## THE REQUEST
Reproduce each line bearing the word "Transmit".

## DATA TO USE

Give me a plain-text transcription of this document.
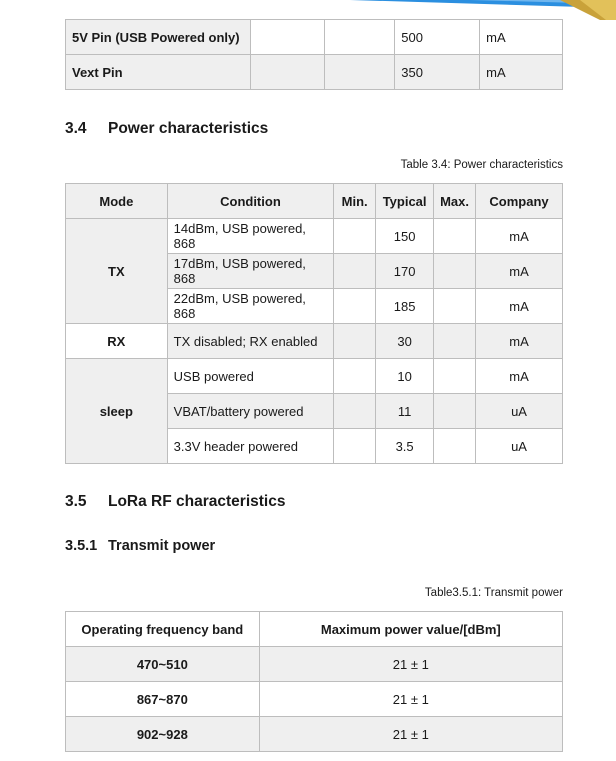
5V Pin (USB Powered only)			500	mA
Vext Pin			350	mA
3.4 Power characteristics
Table 3.4: Power characteristics
Mode	Condition	Min.	Typical	Max.	Company
TX	14dBm, USB powered, 868		150		mA
	17dBm, USB powered, 868		170		mA
	22dBm, USB powered, 868		185		mA
RX	TX disabled; RX enabled		30		mA
sleep	USB powered		10		mA
	VBAT/battery powered		11		uA
	3.3V header powered		3.5		uA
3.5 LoRa RF characteristics
3.5.1 Transmit power
Table3.5.1: Transmit power
Operating frequency band	Maximum power value/[dBm]
470~510	21 ± 1
867~870	21 ± 1
902~928	21 ± 1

## EXERCISE OUTPUT
3.5.1 Transmit power
Table3.5.1: Transmit power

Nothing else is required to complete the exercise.